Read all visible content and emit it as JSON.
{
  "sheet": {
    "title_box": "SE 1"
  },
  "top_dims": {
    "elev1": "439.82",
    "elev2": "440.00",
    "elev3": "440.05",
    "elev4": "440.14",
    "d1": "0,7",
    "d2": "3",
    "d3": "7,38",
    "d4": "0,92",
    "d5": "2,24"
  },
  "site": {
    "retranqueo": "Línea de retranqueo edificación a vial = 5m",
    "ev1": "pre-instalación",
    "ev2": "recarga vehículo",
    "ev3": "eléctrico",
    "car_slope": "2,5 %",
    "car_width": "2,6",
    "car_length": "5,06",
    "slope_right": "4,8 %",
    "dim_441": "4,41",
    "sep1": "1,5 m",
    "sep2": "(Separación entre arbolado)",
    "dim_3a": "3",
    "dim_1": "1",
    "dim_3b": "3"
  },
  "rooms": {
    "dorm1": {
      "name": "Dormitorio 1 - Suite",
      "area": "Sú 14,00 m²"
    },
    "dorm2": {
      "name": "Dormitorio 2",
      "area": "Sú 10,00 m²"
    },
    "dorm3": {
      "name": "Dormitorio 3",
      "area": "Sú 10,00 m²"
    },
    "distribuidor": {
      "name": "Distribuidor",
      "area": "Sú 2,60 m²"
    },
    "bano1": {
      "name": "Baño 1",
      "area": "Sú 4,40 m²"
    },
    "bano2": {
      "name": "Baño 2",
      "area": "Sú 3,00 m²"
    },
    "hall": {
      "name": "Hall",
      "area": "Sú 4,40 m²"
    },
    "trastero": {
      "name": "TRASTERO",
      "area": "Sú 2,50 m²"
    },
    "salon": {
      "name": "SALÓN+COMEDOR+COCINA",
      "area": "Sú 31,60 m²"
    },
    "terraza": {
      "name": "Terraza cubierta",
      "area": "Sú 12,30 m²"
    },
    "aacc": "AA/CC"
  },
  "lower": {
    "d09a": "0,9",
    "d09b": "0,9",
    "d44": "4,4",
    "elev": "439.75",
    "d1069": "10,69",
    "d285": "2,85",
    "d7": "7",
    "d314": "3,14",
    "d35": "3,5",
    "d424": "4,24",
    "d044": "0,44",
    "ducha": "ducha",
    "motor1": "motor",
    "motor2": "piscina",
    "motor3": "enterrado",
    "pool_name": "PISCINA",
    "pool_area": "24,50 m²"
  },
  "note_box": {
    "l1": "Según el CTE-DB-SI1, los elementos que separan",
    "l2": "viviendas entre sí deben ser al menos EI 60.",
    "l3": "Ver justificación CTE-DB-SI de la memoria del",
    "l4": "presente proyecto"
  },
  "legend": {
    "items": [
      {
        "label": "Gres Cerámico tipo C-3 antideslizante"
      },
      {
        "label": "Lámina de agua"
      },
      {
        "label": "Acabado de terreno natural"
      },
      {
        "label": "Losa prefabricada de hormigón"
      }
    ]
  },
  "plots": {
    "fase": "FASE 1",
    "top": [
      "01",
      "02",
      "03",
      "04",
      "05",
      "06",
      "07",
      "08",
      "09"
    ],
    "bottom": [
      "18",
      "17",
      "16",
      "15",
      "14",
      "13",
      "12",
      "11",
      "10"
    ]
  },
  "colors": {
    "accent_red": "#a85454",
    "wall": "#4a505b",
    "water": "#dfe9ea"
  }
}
^^^^
* **Direction**: Copy each line of the data above without altering a single character.

* **The output**:
Read all visible content and emit it as JSON.
{
  "sheet": {
    "title_box": "SE 1"
  },
  "top_dims": {
    "elev1": "439.82",
    "elev2": "440.00",
    "elev3": "440.05",
    "elev4": "440.14",
    "d1": "0,7",
    "d2": "3",
    "d3": "7,38",
    "d4": "0,92",
    "d5": "2,24"
  },
  "site": {
    "retranqueo": "Línea de retranqueo edificación a vial = 5m",
    "ev1": "pre-instalación",
    "ev2": "recarga vehículo",
    "ev3": "eléctrico",
    "car_slope": "2,5 %",
    "car_width": "2,6",
    "car_length": "5,06",
    "slope_right": "4,8 %",
    "dim_441": "4,41",
    "sep1": "1,5 m",
    "sep2": "(Separación entre arbolado)",
    "dim_3a": "3",
    "dim_1": "1",
    "dim_3b": "3"
  },
  "rooms": {
    "dorm1": {
      "name": "Dormitorio 1 - Suite",
      "area": "Sú 14,00 m²"
    },
    "dorm2": {
      "name": "Dormitorio 2",
      "area": "Sú 10,00 m²"
    },
    "dorm3": {
      "name": "Dormitorio 3",
      "area": "Sú 10,00 m²"
    },
    "distribuidor": {
      "name": "Distribuidor",
      "area": "Sú 2,60 m²"
    },
    "bano1": {
      "name": "Baño 1",
      "area": "Sú 4,40 m²"
    },
    "bano2": {
      "name": "Baño 2",
      "area": "Sú 3,00 m²"
    },
    "hall": {
      "name": "Hall",
      "area": "Sú 4,40 m²"
    },
    "trastero": {
      "name": "TRASTERO",
      "area": "Sú 2,50 m²"
    },
    "salon": {
      "name": "SALÓN+COMEDOR+COCINA",
      "area": "Sú 31,60 m²"
    },
    "terraza": {
      "name": "Terraza cubierta",
      "area": "Sú 12,30 m²"
    },
    "aacc": "AA/CC"
  },
  "lower": {
    "d09a": "0,9",
    "d09b": "0,9",
    "d44": "4,4",
    "elev": "439.75",
    "d1069": "10,69",
    "d285": "2,85",
    "d7": "7",
    "d314": "3,14",
    "d35": "3,5",
    "d424": "4,24",
    "d044": "0,44",
    "ducha": "ducha",
    "motor1": "motor",
    "motor2": "piscina",
    "motor3": "enterrado",
    "pool_name": "PISCINA",
    "pool_area": "24,50 m²"
  },
  "note_box": {
    "l1": "Según el CTE-DB-SI1, los elementos que separan",
    "l2": "viviendas entre sí deben ser al menos EI 60.",
    "l3": "Ver justificación CTE-DB-SI de la memoria del",
    "l4": "presente proyecto"
  },
  "legend": {
    "items": [
      {
        "label": "Gres Cerámico tipo C-3 antideslizante"
      },
      {
        "label": "Lámina de agua"
      },
      {
        "label": "Acabado de terreno natural"
      },
      {
        "label": "Losa prefabricada de hormigón"
      }
    ]
  },
  "plots": {
    "fase": "FASE 1",
    "top": [
      "01",
      "02",
      "03",
      "04",
      "05",
      "06",
      "07",
      "08",
      "09"
    ],
    "bottom": [
      "18",
      "17",
      "16",
      "15",
      "14",
      "13",
      "12",
      "11",
      "10"
    ]
  },
  "colors": {
    "accent_red": "#a85454",
    "wall": "#4a505b",
    "water": "#dfe9ea"
  }
}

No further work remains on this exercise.